**Goal:** Retype the listing that follows, word for word.

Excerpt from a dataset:
-- Start --
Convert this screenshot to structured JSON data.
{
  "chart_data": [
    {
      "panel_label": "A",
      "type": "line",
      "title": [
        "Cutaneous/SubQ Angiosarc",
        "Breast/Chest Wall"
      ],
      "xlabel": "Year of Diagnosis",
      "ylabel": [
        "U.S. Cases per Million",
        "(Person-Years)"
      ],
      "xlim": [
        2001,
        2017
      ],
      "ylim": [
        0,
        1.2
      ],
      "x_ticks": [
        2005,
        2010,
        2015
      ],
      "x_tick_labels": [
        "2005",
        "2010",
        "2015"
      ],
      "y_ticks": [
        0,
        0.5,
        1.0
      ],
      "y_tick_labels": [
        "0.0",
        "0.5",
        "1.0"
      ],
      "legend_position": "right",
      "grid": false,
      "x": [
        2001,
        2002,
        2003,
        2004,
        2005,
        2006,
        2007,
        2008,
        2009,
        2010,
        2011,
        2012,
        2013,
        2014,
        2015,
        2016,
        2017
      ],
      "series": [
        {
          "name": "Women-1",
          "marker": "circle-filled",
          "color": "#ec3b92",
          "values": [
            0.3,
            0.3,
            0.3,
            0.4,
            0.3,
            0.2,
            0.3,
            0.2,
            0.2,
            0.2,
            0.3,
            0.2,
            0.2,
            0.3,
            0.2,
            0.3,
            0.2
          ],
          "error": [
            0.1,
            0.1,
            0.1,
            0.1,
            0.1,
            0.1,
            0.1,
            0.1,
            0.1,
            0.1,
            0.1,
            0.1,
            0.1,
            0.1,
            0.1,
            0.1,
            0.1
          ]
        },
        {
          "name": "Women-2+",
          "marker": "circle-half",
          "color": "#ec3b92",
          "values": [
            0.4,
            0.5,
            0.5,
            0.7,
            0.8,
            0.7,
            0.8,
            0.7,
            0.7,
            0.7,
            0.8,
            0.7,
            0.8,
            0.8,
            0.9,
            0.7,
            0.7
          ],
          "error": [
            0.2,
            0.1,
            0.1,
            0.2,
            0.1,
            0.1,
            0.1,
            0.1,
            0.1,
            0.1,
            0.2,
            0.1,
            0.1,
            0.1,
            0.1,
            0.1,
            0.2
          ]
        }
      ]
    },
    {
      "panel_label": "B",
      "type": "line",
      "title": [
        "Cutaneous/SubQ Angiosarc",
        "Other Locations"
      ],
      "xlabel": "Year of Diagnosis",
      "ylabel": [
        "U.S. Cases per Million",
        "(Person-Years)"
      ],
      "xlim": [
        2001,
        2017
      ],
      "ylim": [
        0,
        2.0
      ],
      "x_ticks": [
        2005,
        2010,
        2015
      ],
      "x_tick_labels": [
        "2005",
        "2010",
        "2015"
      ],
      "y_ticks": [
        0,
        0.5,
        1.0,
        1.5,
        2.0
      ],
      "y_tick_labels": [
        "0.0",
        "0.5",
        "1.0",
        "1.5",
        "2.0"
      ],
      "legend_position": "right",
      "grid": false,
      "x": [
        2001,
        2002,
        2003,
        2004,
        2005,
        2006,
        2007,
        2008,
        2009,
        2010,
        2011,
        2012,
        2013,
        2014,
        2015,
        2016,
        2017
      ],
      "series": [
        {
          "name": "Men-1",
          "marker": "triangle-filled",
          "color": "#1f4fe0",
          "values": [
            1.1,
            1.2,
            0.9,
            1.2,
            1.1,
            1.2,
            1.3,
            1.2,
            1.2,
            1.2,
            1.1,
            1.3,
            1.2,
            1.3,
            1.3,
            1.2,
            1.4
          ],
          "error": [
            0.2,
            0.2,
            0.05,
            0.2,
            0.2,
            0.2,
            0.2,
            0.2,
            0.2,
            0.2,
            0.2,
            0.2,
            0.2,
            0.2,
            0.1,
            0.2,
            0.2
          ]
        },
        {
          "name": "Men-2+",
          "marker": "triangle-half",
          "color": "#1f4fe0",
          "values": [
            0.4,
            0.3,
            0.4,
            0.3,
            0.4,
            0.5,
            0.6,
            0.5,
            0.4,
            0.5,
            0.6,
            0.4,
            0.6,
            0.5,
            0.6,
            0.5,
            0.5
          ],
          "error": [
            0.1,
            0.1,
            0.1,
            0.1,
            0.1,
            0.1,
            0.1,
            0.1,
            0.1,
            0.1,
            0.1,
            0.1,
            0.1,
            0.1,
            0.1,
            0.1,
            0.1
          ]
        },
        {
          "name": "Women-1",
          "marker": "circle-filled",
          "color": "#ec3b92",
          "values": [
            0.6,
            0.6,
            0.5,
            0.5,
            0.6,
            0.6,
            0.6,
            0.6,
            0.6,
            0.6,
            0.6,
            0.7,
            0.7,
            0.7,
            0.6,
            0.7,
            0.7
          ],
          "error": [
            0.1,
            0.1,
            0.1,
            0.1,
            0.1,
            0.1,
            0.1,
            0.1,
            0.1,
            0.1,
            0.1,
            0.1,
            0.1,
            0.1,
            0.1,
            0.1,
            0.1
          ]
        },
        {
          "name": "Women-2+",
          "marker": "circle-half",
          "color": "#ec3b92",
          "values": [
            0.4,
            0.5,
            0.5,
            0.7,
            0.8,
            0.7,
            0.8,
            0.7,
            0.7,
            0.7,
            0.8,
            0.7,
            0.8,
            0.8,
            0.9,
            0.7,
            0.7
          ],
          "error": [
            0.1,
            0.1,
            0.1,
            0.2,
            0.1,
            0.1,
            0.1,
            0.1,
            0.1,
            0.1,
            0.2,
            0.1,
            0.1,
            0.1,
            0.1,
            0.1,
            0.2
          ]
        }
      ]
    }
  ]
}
-- End --
**Result below:**
Convert this screenshot to structured JSON data.
{
  "chart_data": [
    {
      "panel_label": "A",
      "type": "line",
      "title": [
        "Cutaneous/SubQ Angiosarc",
        "Breast/Chest Wall"
      ],
      "xlabel": "Year of Diagnosis",
      "ylabel": [
        "U.S. Cases per Million",
        "(Person-Years)"
      ],
      "xlim": [
        2001,
        2017
      ],
      "ylim": [
        0,
        1.2
      ],
      "x_ticks": [
        2005,
        2010,
        2015
      ],
      "x_tick_labels": [
        "2005",
        "2010",
        "2015"
      ],
      "y_ticks": [
        0,
        0.5,
        1.0
      ],
      "y_tick_labels": [
        "0.0",
        "0.5",
        "1.0"
      ],
      "legend_position": "right",
      "grid": false,
      "x": [
        2001,
        2002,
        2003,
        2004,
        2005,
        2006,
        2007,
        2008,
        2009,
        2010,
        2011,
        2012,
        2013,
        2014,
        2015,
        2016,
        2017
      ],
      "series": [
        {
          "name": "Women-1",
          "marker": "circle-filled",
          "color": "#ec3b92",
          "values": [
            0.3,
            0.3,
            0.3,
            0.4,
            0.3,
            0.2,
            0.3,
            0.2,
            0.2,
            0.2,
            0.3,
            0.2,
            0.2,
            0.3,
            0.2,
            0.3,
            0.2
          ],
          "error": [
            0.1,
            0.1,
            0.1,
            0.1,
            0.1,
            0.1,
            0.1,
            0.1,
            0.1,
            0.1,
            0.1,
            0.1,
            0.1,
            0.1,
            0.1,
            0.1,
            0.1
          ]
        },
        {
          "name": "Women-2+",
          "marker": "circle-half",
          "color": "#ec3b92",
          "values": [
            0.4,
            0.5,
            0.5,
            0.7,
            0.8,
            0.7,
            0.8,
            0.7,
            0.7,
            0.7,
            0.8,
            0.7,
            0.8,
            0.8,
            0.9,
            0.7,
            0.7
          ],
          "error": [
            0.2,
            0.1,
            0.1,
            0.2,
            0.1,
            0.1,
            0.1,
            0.1,
            0.1,
            0.1,
            0.2,
            0.1,
            0.1,
            0.1,
            0.1,
            0.1,
            0.2
          ]
        }
      ]
    },
    {
      "panel_label": "B",
      "type": "line",
      "title": [
        "Cutaneous/SubQ Angiosarc",
        "Other Locations"
      ],
      "xlabel": "Year of Diagnosis",
      "ylabel": [
        "U.S. Cases per Million",
        "(Person-Years)"
      ],
      "xlim": [
        2001,
        2017
      ],
      "ylim": [
        0,
        2.0
      ],
      "x_ticks": [
        2005,
        2010,
        2015
      ],
      "x_tick_labels": [
        "2005",
        "2010",
        "2015"
      ],
      "y_ticks": [
        0,
        0.5,
        1.0,
        1.5,
        2.0
      ],
      "y_tick_labels": [
        "0.0",
        "0.5",
        "1.0",
        "1.5",
        "2.0"
      ],
      "legend_position": "right",
      "grid": false,
      "x": [
        2001,
        2002,
        2003,
        2004,
        2005,
        2006,
        2007,
        2008,
        2009,
        2010,
        2011,
        2012,
        2013,
        2014,
        2015,
        2016,
        2017
      ],
      "series": [
        {
          "name": "Men-1",
          "marker": "triangle-filled",
          "color": "#1f4fe0",
          "values": [
            1.1,
            1.2,
            0.9,
            1.2,
            1.1,
            1.2,
            1.3,
            1.2,
            1.2,
            1.2,
            1.1,
            1.3,
            1.2,
            1.3,
            1.3,
            1.2,
            1.4
          ],
          "error": [
            0.2,
            0.2,
            0.05,
            0.2,
            0.2,
            0.2,
            0.2,
            0.2,
            0.2,
            0.2,
            0.2,
            0.2,
            0.2,
            0.2,
            0.1,
            0.2,
            0.2
          ]
        },
        {
          "name": "Men-2+",
          "marker": "triangle-half",
          "color": "#1f4fe0",
          "values": [
            0.4,
            0.3,
            0.4,
            0.3,
            0.4,
            0.5,
            0.6,
            0.5,
            0.4,
            0.5,
            0.6,
            0.4,
            0.6,
            0.5,
            0.6,
            0.5,
            0.5
          ],
          "error": [
            0.1,
            0.1,
            0.1,
            0.1,
            0.1,
            0.1,
            0.1,
            0.1,
            0.1,
            0.1,
            0.1,
            0.1,
            0.1,
            0.1,
            0.1,
            0.1,
            0.1
          ]
        },
        {
          "name": "Women-1",
          "marker": "circle-filled",
          "color": "#ec3b92",
          "values": [
            0.6,
            0.6,
            0.5,
            0.5,
            0.6,
            0.6,
            0.6,
            0.6,
            0.6,
            0.6,
            0.6,
            0.7,
            0.7,
            0.7,
            0.6,
            0.7,
            0.7
          ],
          "error": [
            0.1,
            0.1,
            0.1,
            0.1,
            0.1,
            0.1,
            0.1,
            0.1,
            0.1,
            0.1,
            0.1,
            0.1,
            0.1,
            0.1,
            0.1,
            0.1,
            0.1
          ]
        },
        {
          "name": "Women-2+",
          "marker": "circle-half",
          "color": "#ec3b92",
          "values": [
            0.4,
            0.5,
            0.5,
            0.7,
            0.8,
            0.7,
            0.8,
            0.7,
            0.7,
            0.7,
            0.8,
            0.7,
            0.8,
            0.8,
            0.9,
            0.7,
            0.7
          ],
          "error": [
            0.1,
            0.1,
            0.1,
            0.2,
            0.1,
            0.1,
            0.1,
            0.1,
            0.1,
            0.1,
            0.2,
            0.1,
            0.1,
            0.1,
            0.1,
            0.1,
            0.2
          ]
        }
      ]
    }
  ]
}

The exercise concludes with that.